PROBLEM TO SOLVE: Find every line of the listing below where "stood" appears, and copy it.

RECORDS TO PROCESS:
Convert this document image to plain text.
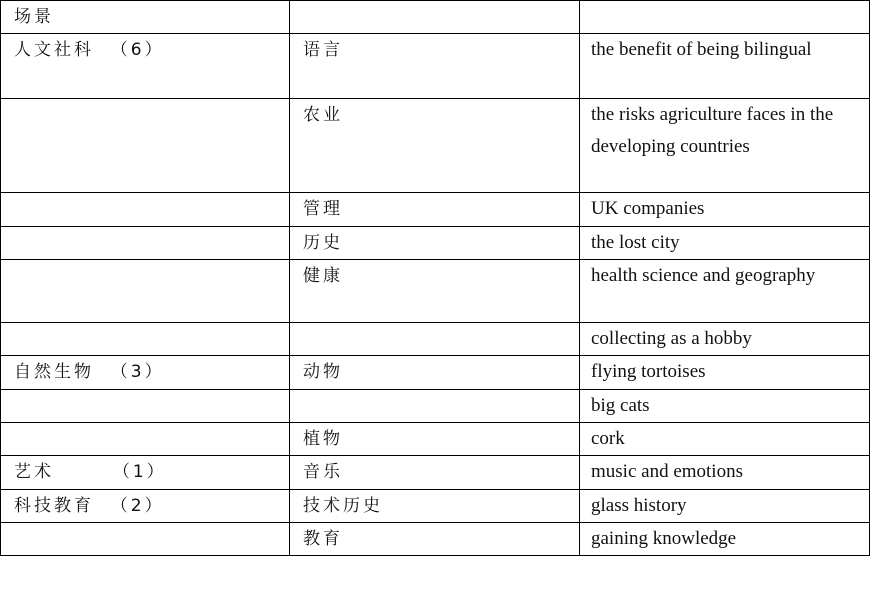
场景		

人文社科  （6）	语言	the benefit of being bilingual

	农业	the risks agriculture faces in the developing countries

	管理	UK companies

	历史	the lost city

	健康	health science and geography

		collecting as a hobby

自然生物  （3）	动物	flying tortoises

		big cats

	植物	cork

艺术       （1）	音乐	music and emotions

科技教育  （2）	技术历史	glass history

	教育	gaining knowledge
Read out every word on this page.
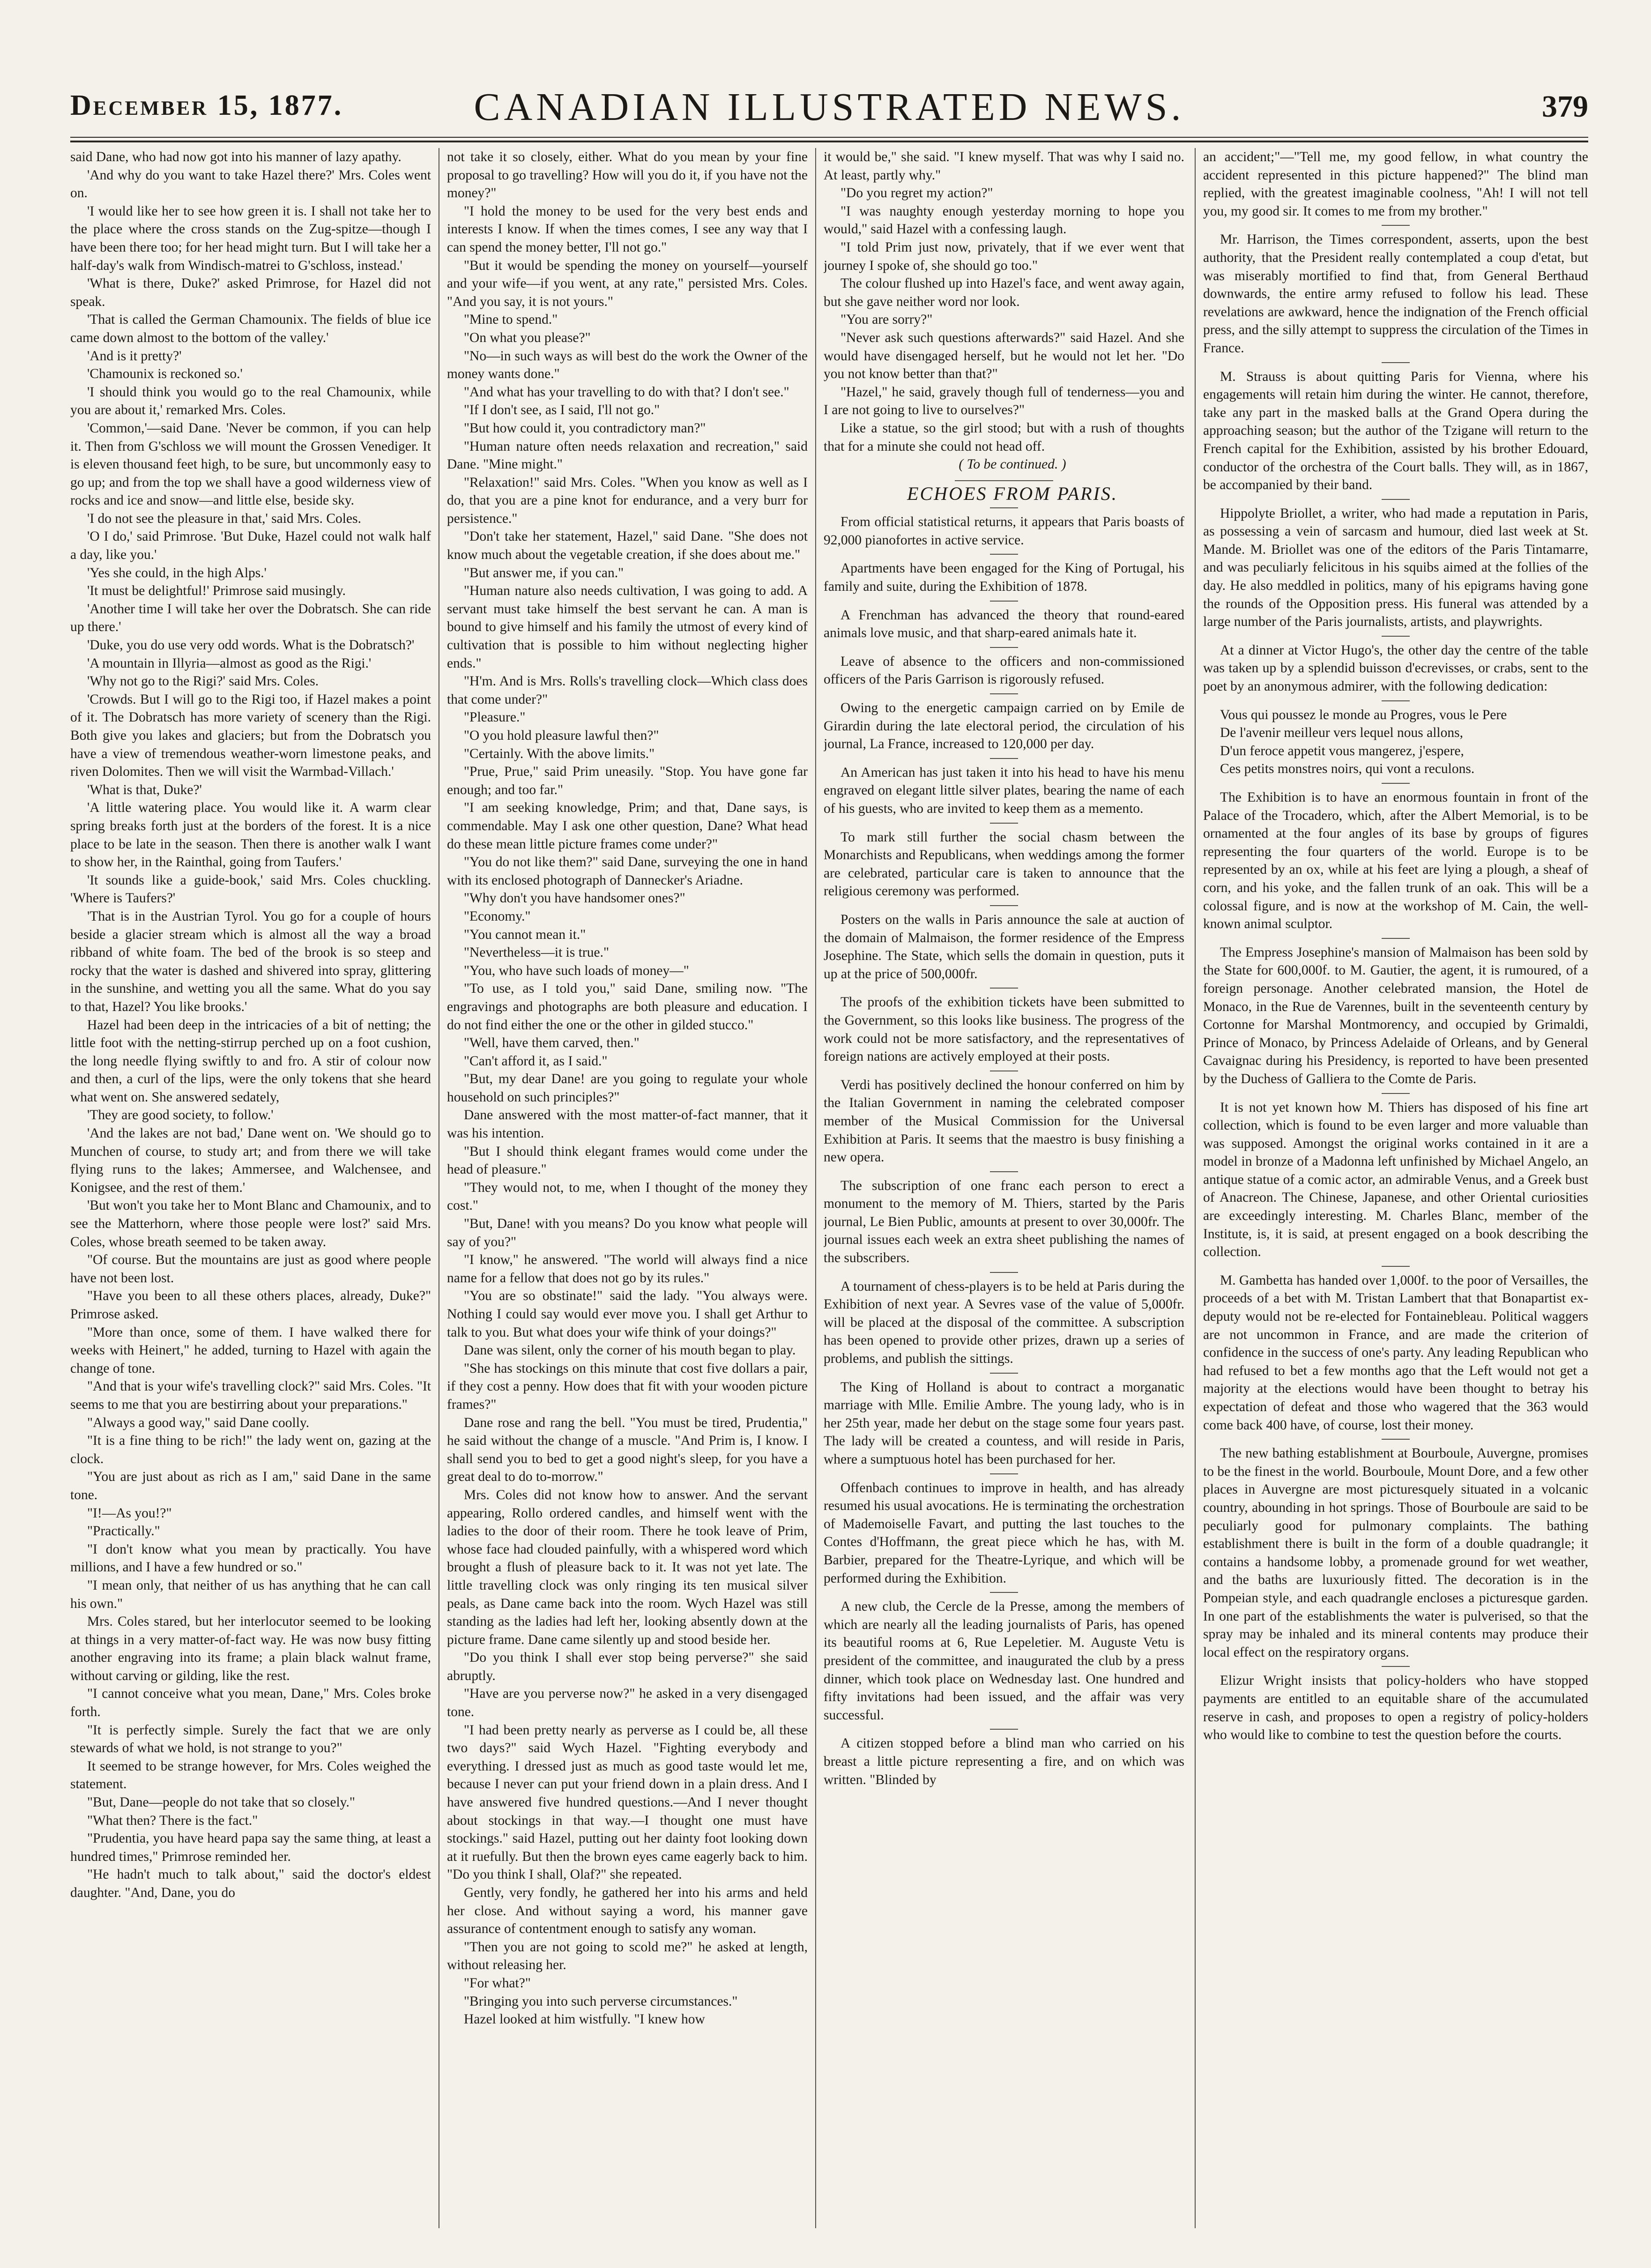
December 15, 1877.	CANADIAN ILLUSTRATED NEWS.	379

said Dane, who had now got into his manner of lazy apathy.

'And why do you want to take Hazel there?' Mrs. Coles went on.

'I would like her to see how green it is. I shall not take her to the place where the cross stands on the Zug-spitze—though I have been there too; for her head might turn. But I will take her a half-day's walk from Windisch-matrei to G'schloss, instead.'

'What is there, Duke?' asked Primrose, for Hazel did not speak.

'That is called the German Chamounix. The fields of blue ice came down almost to the bottom of the valley.'

'And is it pretty?'

'Chamounix is reckoned so.'

'I should think you would go to the real Chamounix, while you are about it,' remarked Mrs. Coles.

'Common,'—said Dane. 'Never be common, if you can help it. Then from G'schloss we will mount the Grossen Venediger. It is eleven thousand feet high, to be sure, but uncommonly easy to go up; and from the top we shall have a good wilderness view of rocks and ice and snow—and little else, beside sky.

'I do not see the pleasure in that,' said Mrs. Coles.

'O I do,' said Primrose. 'But Duke, Hazel could not walk half a day, like you.'

'Yes she could, in the high Alps.'

'It must be delightful!' Primrose said musingly.

'Another time I will take her over the Dobratsch. She can ride up there.'

'Duke, you do use very odd words. What is the Dobratsch?'

'A mountain in Illyria—almost as good as the Rigi.'

'Why not go to the Rigi?' said Mrs. Coles.

'Crowds. But I will go to the Rigi too, if Hazel makes a point of it. The Dobratsch has more variety of scenery than the Rigi. Both give you lakes and glaciers; but from the Dobratsch you have a view of tremendous weather-worn limestone peaks, and riven Dolomites. Then we will visit the Warmbad-Villach.'

'What is that, Duke?'

'A little watering place. You would like it. A warm clear spring breaks forth just at the borders of the forest. It is a nice place to be late in the season. Then there is another walk I want to show her, in the Rainthal, going from Taufers.'

'It sounds like a guide-book,' said Mrs. Coles chuckling. 'Where is Taufers?'

'That is in the Austrian Tyrol. You go for a couple of hours beside a glacier stream which is almost all the way a broad ribband of white foam. The bed of the brook is so steep and rocky that the water is dashed and shivered into spray, glittering in the sunshine, and wetting you all the same. What do you say to that, Hazel? You like brooks.'

Hazel had been deep in the intricacies of a bit of netting; the little foot with the netting-stirrup perched up on a foot cushion, the long needle flying swiftly to and fro. A stir of colour now and then, a curl of the lips, were the only tokens that she heard what went on. She answered sedately,

'They are good society, to follow.'

'And the lakes are not bad,' Dane went on. 'We should go to Munchen of course, to study art; and from there we will take flying runs to the lakes; Ammersee, and Walchensee, and Konigsee, and the rest of them.'

'But won't you take her to Mont Blanc and Chamounix, and to see the Matterhorn, where those people were lost?' said Mrs. Coles, whose breath seemed to be taken away.

"Of course. But the mountains are just as good where people have not been lost.

"Have you been to all these others places, already, Duke?" Primrose asked.

"More than once, some of them. I have walked there for weeks with Heinert," he added, turning to Hazel with again the change of tone.

"And that is your wife's travelling clock?" said Mrs. Coles. "It seems to me that you are bestirring about your preparations."

"Always a good way," said Dane coolly.

"It is a fine thing to be rich!" the lady went on, gazing at the clock.

"You are just about as rich as I am," said Dane in the same tone.

"I!—As you!?"

"Practically."

"I don't know what you mean by practically. You have millions, and I have a few hundred or so."

"I mean only, that neither of us has anything that he can call his own."

Mrs. Coles stared, but her interlocutor seemed to be looking at things in a very matter-of-fact way. He was now busy fitting another engraving into its frame; a plain black walnut frame, without carving or gilding, like the rest.

"I cannot conceive what you mean, Dane," Mrs. Coles broke forth.

"It is perfectly simple. Surely the fact that we are only stewards of what we hold, is not strange to you?"

It seemed to be strange however, for Mrs. Coles weighed the statement.

"But, Dane—people do not take that so closely."

"What then? There is the fact."

"Prudentia, you have heard papa say the same thing, at least a hundred times," Primrose reminded her.

"He hadn't much to talk about," said the doctor's eldest daughter. "And, Dane, you do

not take it so closely, either. What do you mean by your fine proposal to go travelling? How will you do it, if you have not the money?"

"I hold the money to be used for the very best ends and interests I know. If when the times comes, I see any way that I can spend the money better, I'll not go."

"But it would be spending the money on yourself—yourself and your wife—if you went, at any rate," persisted Mrs. Coles. "And you say, it is not yours."

"Mine to spend."

"On what you please?"

"No—in such ways as will best do the work the Owner of the money wants done."

"And what has your travelling to do with that? I don't see."

"If I don't see, as I said, I'll not go."

"But how could it, you contradictory man?"

"Human nature often needs relaxation and recreation," said Dane. "Mine might."

"Relaxation!" said Mrs. Coles. "When you know as well as I do, that you are a pine knot for endurance, and a very burr for persistence."

"Don't take her statement, Hazel," said Dane. "She does not know much about the vegetable creation, if she does about me."

"But answer me, if you can."

"Human nature also needs cultivation, I was going to add. A servant must take himself the best servant he can. A man is bound to give himself and his family the utmost of every kind of cultivation that is possible to him without neglecting higher ends."

"H'm. And is Mrs. Rolls's travelling clock—Which class does that come under?"

"Pleasure."

"O you hold pleasure lawful then?"

"Certainly. With the above limits."

"Prue, Prue," said Prim uneasily. "Stop. You have gone far enough; and too far."

"I am seeking knowledge, Prim; and that, Dane says, is commendable. May I ask one other question, Dane? What head do these mean little picture frames come under?"

"You do not like them?" said Dane, surveying the one in hand with its enclosed photograph of Dannecker's Ariadne.

"Why don't you have handsomer ones?"

"Economy."

"You cannot mean it."

"Nevertheless—it is true."

"You, who have such loads of money—"

"To use, as I told you," said Dane, smiling now. "The engravings and photographs are both pleasure and education. I do not find either the one or the other in gilded stucco."

"Well, have them carved, then."

"Can't afford it, as I said."

"But, my dear Dane! are you going to regulate your whole household on such principles?"

Dane answered with the most matter-of-fact manner, that it was his intention.

"But I should think elegant frames would come under the head of pleasure."

"They would not, to me, when I thought of the money they cost."

"But, Dane! with you means? Do you know what people will say of you?"

"I know," he answered. "The world will always find a nice name for a fellow that does not go by its rules."

"You are so obstinate!" said the lady. "You always were. Nothing I could say would ever move you. I shall get Arthur to talk to you. But what does your wife think of your doings?"

Dane was silent, only the corner of his mouth began to play.

"She has stockings on this minute that cost five dollars a pair, if they cost a penny. How does that fit with your wooden picture frames?"

Dane rose and rang the bell. "You must be tired, Prudentia," he said without the change of a muscle. "And Prim is, I know. I shall send you to bed to get a good night's sleep, for you have a great deal to do to-morrow."

Mrs. Coles did not know how to answer. And the servant appearing, Rollo ordered candles, and himself went with the ladies to the door of their room. There he took leave of Prim, whose face had clouded painfully, with a whispered word which brought a flush of pleasure back to it. It was not yet late. The little travelling clock was only ringing its ten musical silver peals, as Dane came back into the room. Wych Hazel was still standing as the ladies had left her, looking absently down at the picture frame. Dane came silently up and stood beside her.

"Do you think I shall ever stop being perverse?" she said abruptly.

"Have are you perverse now?" he asked in a very disengaged tone.

"I had been pretty nearly as perverse as I could be, all these two days?" said Wych Hazel. "Fighting everybody and everything. I dressed just as much as good taste would let me, because I never can put your friend down in a plain dress. And I have answered five hundred questions.—And I never thought about stockings in that way.—I thought one must have stockings." said Hazel, putting out her dainty foot looking down at it ruefully. But then the brown eyes came eagerly back to him. "Do you think I shall, Olaf?" she repeated.

Gently, very fondly, he gathered her into his arms and held her close. And without saying a word, his manner gave assurance of contentment enough to satisfy any woman.

"Then you are not going to scold me?" he asked at length, without releasing her.

"For what?"

"Bringing you into such perverse circumstances."

Hazel looked at him wistfully. "I knew how

it would be," she said. "I knew myself. That was why I said no. At least, partly why."

"Do you regret my action?"

"I was naughty enough yesterday morning to hope you would," said Hazel with a confessing laugh.

"I told Prim just now, privately, that if we ever went that journey I spoke of, she should go too."

The colour flushed up into Hazel's face, and went away again, but she gave neither word nor look.

"You are sorry?"

"Never ask such questions afterwards?" said Hazel. And she would have disengaged herself, but he would not let her. "Do you not know better than that?"

"Hazel," he said, gravely though full of tenderness—you and I are not going to live to ourselves?"

Like a statue, so the girl stood; but with a rush of thoughts that for a minute she could not head off.

( To be continued. )

ECHOES FROM PARIS.

From official statistical returns, it appears that Paris boasts of 92,000 pianofortes in active service.

Apartments have been engaged for the King of Portugal, his family and suite, during the Exhibition of 1878.

A Frenchman has advanced the theory that round-eared animals love music, and that sharp-eared animals hate it.

Leave of absence to the officers and non-commissioned officers of the Paris Garrison is rigorously refused.

Owing to the energetic campaign carried on by Emile de Girardin during the late electoral period, the circulation of his journal, La France, increased to 120,000 per day.

An American has just taken it into his head to have his menu engraved on elegant little silver plates, bearing the name of each of his guests, who are invited to keep them as a memento.

To mark still further the social chasm between the Monarchists and Republicans, when weddings among the former are celebrated, particular care is taken to announce that the religious ceremony was performed.

Posters on the walls in Paris announce the sale at auction of the domain of Malmaison, the former residence of the Empress Josephine. The State, which sells the domain in question, puts it up at the price of 500,000fr.

The proofs of the exhibition tickets have been submitted to the Government, so this looks like business. The progress of the work could not be more satisfactory, and the representatives of foreign nations are actively employed at their posts.

Verdi has positively declined the honour conferred on him by the Italian Government in naming the celebrated composer member of the Musical Commission for the Universal Exhibition at Paris. It seems that the maestro is busy finishing a new opera.

The subscription of one franc each person to erect a monument to the memory of M. Thiers, started by the Paris journal, Le Bien Public, amounts at present to over 30,000fr. The journal issues each week an extra sheet publishing the names of the subscribers.

A tournament of chess-players is to be held at Paris during the Exhibition of next year. A Sevres vase of the value of 5,000fr. will be placed at the disposal of the committee. A subscription has been opened to provide other prizes, drawn up a series of problems, and publish the sittings.

The King of Holland is about to contract a morganatic marriage with Mlle. Emilie Ambre. The young lady, who is in her 25th year, made her debut on the stage some four years past. The lady will be created a countess, and will reside in Paris, where a sumptuous hotel has been purchased for her.

Offenbach continues to improve in health, and has already resumed his usual avocations. He is terminating the orchestration of Mademoiselle Favart, and putting the last touches to the Contes d'Hoffmann, the great piece which he has, with M. Barbier, prepared for the Theatre-Lyrique, and which will be performed during the Exhibition.

A new club, the Cercle de la Presse, among the members of which are nearly all the leading journalists of Paris, has opened its beautiful rooms at 6, Rue Lepeletier. M. Auguste Vetu is president of the committee, and inaugurated the club by a press dinner, which took place on Wednesday last. One hundred and fifty invitations had been issued, and the affair was very successful.

A citizen stopped before a blind man who carried on his breast a little picture representing a fire, and on which was written. "Blinded by

an accident;"—"Tell me, my good fellow, in what country the accident represented in this picture happened?" The blind man replied, with the greatest imaginable coolness, "Ah! I will not tell you, my good sir. It comes to me from my brother."

Mr. Harrison, the Times correspondent, asserts, upon the best authority, that the President really contemplated a coup d'etat, but was miserably mortified to find that, from General Berthaud downwards, the entire army refused to follow his lead. These revelations are awkward, hence the indignation of the French official press, and the silly attempt to suppress the circulation of the Times in France.

M. Strauss is about quitting Paris for Vienna, where his engagements will retain him during the winter. He cannot, therefore, take any part in the masked balls at the Grand Opera during the approaching season; but the author of the Tzigane will return to the French capital for the Exhibition, assisted by his brother Edouard, conductor of the orchestra of the Court balls. They will, as in 1867, be accompanied by their band.

Hippolyte Briollet, a writer, who had made a reputation in Paris, as possessing a vein of sarcasm and humour, died last week at St. Mande. M. Briollet was one of the editors of the Paris Tintamarre, and was peculiarly felicitous in his squibs aimed at the follies of the day. He also meddled in politics, many of his epigrams having gone the rounds of the Opposition press. His funeral was attended by a large number of the Paris journalists, artists, and playwrights.

At a dinner at Victor Hugo's, the other day the centre of the table was taken up by a splendid buisson d'ecrevisses, or crabs, sent to the poet by an anonymous admirer, with the following dedication:

Vous qui poussez le monde au Progres, vous le Pere

De l'avenir meilleur vers lequel nous allons,

D'un feroce appetit vous mangerez, j'espere,

Ces petits monstres noirs, qui vont a reculons.

The Exhibition is to have an enormous fountain in front of the Palace of the Trocadero, which, after the Albert Memorial, is to be ornamented at the four angles of its base by groups of figures representing the four quarters of the world. Europe is to be represented by an ox, while at his feet are lying a plough, a sheaf of corn, and his yoke, and the fallen trunk of an oak. This will be a colossal figure, and is now at the workshop of M. Cain, the well-known animal sculptor.

The Empress Josephine's mansion of Malmaison has been sold by the State for 600,000f. to M. Gautier, the agent, it is rumoured, of a foreign personage. Another celebrated mansion, the Hotel de Monaco, in the Rue de Varennes, built in the seventeenth century by Cortonne for Marshal Montmorency, and occupied by Grimaldi, Prince of Monaco, by Princess Adelaide of Orleans, and by General Cavaignac during his Presidency, is reported to have been presented by the Duchess of Galliera to the Comte de Paris.

It is not yet known how M. Thiers has disposed of his fine art collection, which is found to be even larger and more valuable than was supposed. Amongst the original works contained in it are a model in bronze of a Madonna left unfinished by Michael Angelo, an antique statue of a comic actor, an admirable Venus, and a Greek bust of Anacreon. The Chinese, Japanese, and other Oriental curiosities are exceedingly interesting. M. Charles Blanc, member of the Institute, is, it is said, at present engaged on a book describing the collection.

M. Gambetta has handed over 1,000f. to the poor of Versailles, the proceeds of a bet with M. Tristan Lambert that that Bonapartist ex-deputy would not be re-elected for Fontainebleau. Political waggers are not uncommon in France, and are made the criterion of confidence in the success of one's party. Any leading Republican who had refused to bet a few months ago that the Left would not get a majority at the elections would have been thought to betray his expectation of defeat and those who wagered that the 363 would come back 400 have, of course, lost their money.

The new bathing establishment at Bourboule, Auvergne, promises to be the finest in the world. Bourboule, Mount Dore, and a few other places in Auvergne are most picturesquely situated in a volcanic country, abounding in hot springs. Those of Bourboule are said to be peculiarly good for pulmonary complaints. The bathing establishment there is built in the form of a double quadrangle; it contains a handsome lobby, a promenade ground for wet weather, and the baths are luxuriously fitted. The decoration is in the Pompeian style, and each quadrangle encloses a picturesque garden. In one part of the establishments the water is pulverised, so that the spray may be inhaled and its mineral contents may produce their local effect on the respiratory organs.

Elizur Wright insists that policy-holders who have stopped payments are entitled to an equitable share of the accumulated reserve in cash, and proposes to open a registry of policy-holders who would like to combine to test the question before the courts.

SOLUTION TO THIS PROBLEM:
Mrs. Coles did not know how to answer. And the servant appearing, Rollo ordered candles, and himself went with the ladies to the door of their room. There he took leave of Prim, whose face had clouded painfully, with a whispered word which brought a flush of pleasure back to it. It was not yet late. The little travelling clock was only ringing its ten musical silver peals, as Dane came back into the room. Wych Hazel was still standing as the ladies had left her, looking absently down at the picture frame. Dane came silently up and stood beside her.
Like a statue, so the girl stood; but with a rush of thoughts that for a minute she could not head off.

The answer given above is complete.